Copy out the rows between the line holding "reverse-gene-arrow xyxy=(805,65,824,87)" and the line holding "forward-gene-label: SAA6159_02336 xyxy=(123,409,206,420)", inclusive, with no changes.

Begin Dataset rows

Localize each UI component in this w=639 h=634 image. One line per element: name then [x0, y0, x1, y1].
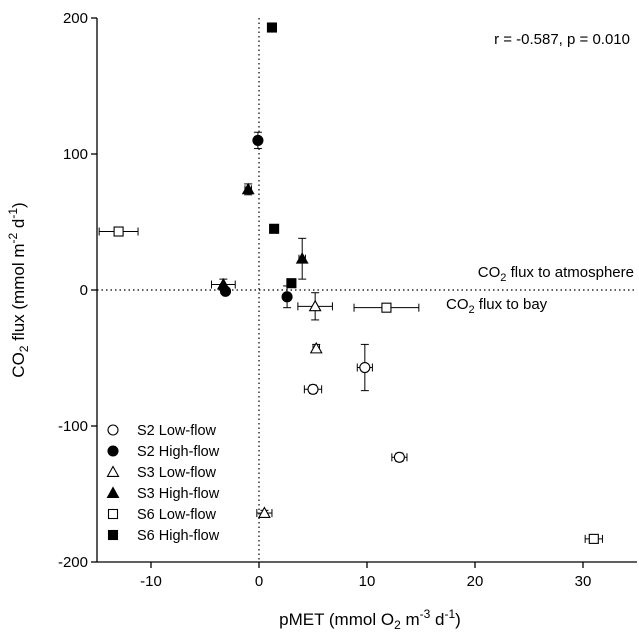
legend-label-s2-low-flow: S2 Low-flow — [137, 423, 217, 439]
x-axis-title: pMET (mmol O2 m-3 d-1) — [279, 607, 461, 632]
legend-marker-s3-high-flow — [106, 486, 120, 498]
legend-label-s3-high-flow: S3 High-flow — [137, 486, 220, 502]
point-s6-high-flow-1 — [269, 223, 280, 234]
correlation-annotation: r = -0.587, p = 0.010 — [494, 31, 630, 48]
point-s6-high-flow-0 — [266, 22, 278, 33]
point-s3-high-flow-0 — [241, 182, 255, 195]
point-s2-low-flow-2 — [393, 451, 405, 463]
reference-lines — [97, 18, 637, 562]
legend-marker-s2-high-flow — [107, 445, 119, 457]
legend-label-s3-low-flow: S3 Low-flow — [137, 465, 217, 481]
legend-label-s6-low-flow: S6 Low-flow — [137, 507, 217, 523]
x-tick-label: 30 — [575, 573, 592, 590]
y-tick-label: -100 — [58, 418, 88, 435]
y-tick-label: -200 — [58, 554, 88, 571]
atmosphere-annotation: CO2 flux to atmosphere — [478, 264, 634, 284]
legend-label-s6-high-flow: S6 High-flow — [137, 528, 220, 544]
y-axis-title: CO2 flux (mmol m-2 d-1) — [6, 202, 31, 377]
point-s3-high-flow-2 — [295, 252, 309, 264]
legend-label-s2-high-flow: S2 High-flow — [137, 444, 220, 460]
point-s6-low-flow-0 — [113, 226, 124, 237]
point-s2-low-flow-1 — [359, 361, 371, 374]
point-s2-high-flow-2 — [281, 291, 293, 303]
point-s3-high-flow-1 — [216, 277, 230, 290]
y-tick-label: 200 — [63, 10, 88, 27]
point-s3-low-flow-0 — [308, 299, 322, 312]
legend-marker-s2-low-flow — [107, 424, 119, 436]
point-s2-high-flow-0 — [252, 134, 264, 146]
point-s3-low-flow-1 — [309, 341, 323, 354]
x-tick-label: 20 — [467, 573, 484, 590]
data-points — [113, 22, 599, 544]
y-tick-label: 100 — [63, 146, 88, 163]
point-s3-low-flow-2 — [257, 506, 271, 518]
legend-marker-s6-high-flow — [107, 529, 119, 541]
bay-annotation: CO2 flux to bay — [446, 296, 548, 316]
point-s6-low-flow-2 — [588, 533, 599, 544]
legend-marker-s3-low-flow — [106, 465, 120, 477]
legend: S2 Low-flow S2 High-flow S3 Low-flow S3 Hig… — [106, 423, 220, 544]
legend-marker-s6-low-flow — [107, 508, 119, 520]
point-s6-low-flow-1 — [381, 302, 392, 313]
x-tick-label: -10 — [140, 573, 162, 590]
point-s2-low-flow-0 — [307, 383, 319, 395]
x-tick-label: 0 — [255, 573, 263, 590]
x-tick-label: 10 — [359, 573, 376, 590]
point-s6-high-flow-2 — [286, 278, 297, 289]
y-tick-label: 0 — [80, 282, 88, 299]
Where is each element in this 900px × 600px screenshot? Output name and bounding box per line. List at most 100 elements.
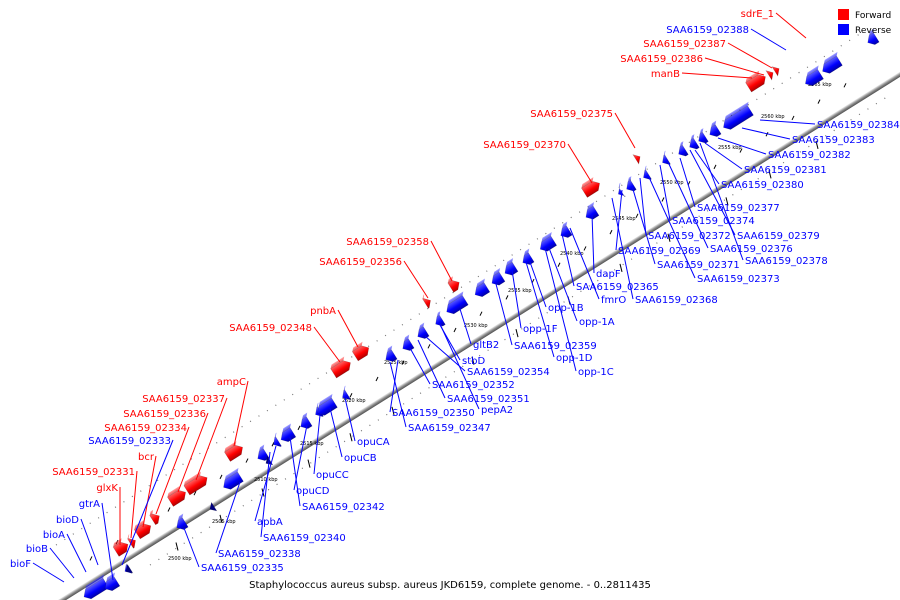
reverse-gene-arrow xyxy=(805,65,824,87)
scale-tick xyxy=(725,197,729,206)
reverse-gene-label-leader xyxy=(689,149,736,236)
reverse-gene-label-leader xyxy=(529,261,547,308)
forward-gene-label: SAA6159_02336 xyxy=(123,409,206,420)
reverse-gene-arrow xyxy=(280,423,297,442)
reverse-gene-label-leader xyxy=(66,533,87,573)
reverse-gene-label: SAA6159_02371 xyxy=(657,260,740,271)
ring-tick xyxy=(739,148,743,153)
reverse-gene-label: SAA6159_02333 xyxy=(88,436,171,447)
forward-gene-label-leader xyxy=(313,326,341,363)
forward-gene-label: SAA6159_02386 xyxy=(620,54,703,65)
scale-tick xyxy=(307,459,311,468)
reverse-gene-arrow xyxy=(698,128,709,144)
forward-gene-label-leader xyxy=(567,143,593,184)
reverse-gene-label: SAA6159_02378 xyxy=(745,256,828,267)
reverse-gene-arrow xyxy=(385,345,398,362)
reverse-gene-label-leader xyxy=(759,119,816,125)
reverse-gene-label: SAA6159_02351 xyxy=(447,394,530,405)
reverse-gene-label-leader xyxy=(389,361,407,428)
reverse-gene-arrow xyxy=(474,278,491,297)
reverse-gene-label-leader xyxy=(699,142,744,261)
reverse-gene-label: SAA6159_02388 xyxy=(666,25,749,36)
ring-tick xyxy=(817,99,821,104)
reverse-gene-label: bioA xyxy=(43,530,65,541)
scale-tick xyxy=(619,263,623,272)
reverse-gene-label: SAA6159_02335 xyxy=(201,563,284,574)
scale-tick-label: 2515 kbp xyxy=(300,441,324,447)
reverse-gene-label-leader xyxy=(569,227,600,300)
ring-tick xyxy=(297,425,301,431)
forward-gene-arrow xyxy=(632,150,641,165)
reverse-gene-arrow xyxy=(560,221,573,238)
scale-ticks: 2500 kbp 2505 kbp 2510 kbp 2515 kbp 2520 kbp… xyxy=(89,82,847,562)
forward-gene-label-leader xyxy=(704,57,765,76)
forward-gene-arrow xyxy=(745,70,766,93)
ring-tick xyxy=(713,164,717,170)
forward-gene-label-leader xyxy=(727,42,773,69)
forward-gene-arrow xyxy=(422,294,431,309)
reverse-gene-label: opp-1C xyxy=(578,367,614,378)
forward-gene-label-leader xyxy=(195,397,228,481)
reverse-gene-label-leader xyxy=(289,436,301,507)
forward-gene-label-leader xyxy=(614,112,636,149)
feature-layer xyxy=(83,28,880,600)
scale-tick xyxy=(515,328,519,338)
forward-gene-label-leader xyxy=(337,309,359,348)
reverse-gene-arrow xyxy=(342,385,351,400)
forward-gene-arrow xyxy=(581,177,600,198)
forward-gene-label-leader xyxy=(155,426,190,515)
scale-tick xyxy=(175,542,179,551)
scale-tick xyxy=(219,514,223,523)
reverse-gene-label-leader xyxy=(511,269,522,329)
reverse-gene-arrow xyxy=(522,248,535,265)
reverse-gene-label: pepA2 xyxy=(481,405,513,416)
reverse-gene-label-leader xyxy=(667,161,709,249)
forward-gene-label-leader xyxy=(403,260,429,299)
forward-gene-label: bcr xyxy=(138,452,155,463)
scale-tick-label: 2550 kbp xyxy=(660,180,684,186)
reverse-gene-label: SAA6159_02373 xyxy=(697,274,780,285)
reverse-gene-label-leader xyxy=(417,339,446,399)
reverse-gene-label: gtrA xyxy=(79,499,100,510)
forward-gene-label-leader xyxy=(775,12,807,39)
ring-tick xyxy=(583,246,587,251)
reverse-gene-arrow xyxy=(867,28,880,45)
ring-tick xyxy=(609,229,613,235)
reverse-gene-arrow xyxy=(585,202,600,220)
scale-tick xyxy=(349,433,353,442)
reverse-gene-label: SAA6159_02342 xyxy=(302,502,385,513)
reverse-gene-arrow xyxy=(643,165,652,180)
ring-tick xyxy=(791,115,795,121)
forward-gene-label: SAA6159_02331 xyxy=(52,467,135,478)
forward-gene-arrow xyxy=(351,341,370,362)
reverse-gene-label: gltB2 xyxy=(473,340,499,351)
reverse-gene-label: opp-1F xyxy=(523,324,558,335)
forward-gene-label: manB xyxy=(651,69,680,80)
reverse-gene-label-leader xyxy=(101,502,114,581)
ring-tick xyxy=(193,490,197,496)
reverse-gene-label-leader xyxy=(741,127,791,140)
forward-gene-label-leader xyxy=(681,72,753,79)
reverse-gene-arrow xyxy=(678,141,689,157)
reverse-gene-label: SAA6159_02383 xyxy=(792,135,875,146)
reverse-gene-label: stbD xyxy=(462,356,485,367)
reverse-gene-label: SAA6159_02372 xyxy=(648,231,731,242)
reverse-gene-label-leader xyxy=(679,157,696,208)
reverse-gene-label: SAA6159_02381 xyxy=(744,165,827,176)
reverse-gene-arrow xyxy=(104,572,121,591)
forward-gene-label: pnbA xyxy=(310,306,336,317)
gene-labels: sdrE_1 SAA6159_02387 SAA6159_02386 manB SAA6… xyxy=(10,9,900,574)
label-leaders xyxy=(32,12,816,583)
reverse-gene-label-leader xyxy=(647,174,696,279)
reverse-gene-label: SAA6159_02350 xyxy=(392,408,475,419)
reverse-gene-label-leader xyxy=(639,177,647,236)
ring-tick xyxy=(843,83,847,88)
reverse-gene-label: SAA6159_02368 xyxy=(635,295,718,306)
forward-gene-label-leader xyxy=(142,455,157,528)
reverse-gene-label: SAA6159_02340 xyxy=(263,533,346,544)
forward-gene-arrow xyxy=(127,534,136,549)
forward-gene-label-leader xyxy=(233,380,249,447)
scale-tick-label: 2540 kbp xyxy=(560,251,584,257)
reverse-gene-arrow xyxy=(257,444,270,461)
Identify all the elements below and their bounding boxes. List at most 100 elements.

End Dataset rows

• Written solution:
reverse-gene-arrow xyxy=(805,65,824,87)
scale-tick xyxy=(725,197,729,206)
reverse-gene-label-leader xyxy=(689,149,736,236)
reverse-gene-label-leader xyxy=(529,261,547,308)
forward-gene-label: SAA6159_02336 xyxy=(123,409,206,420)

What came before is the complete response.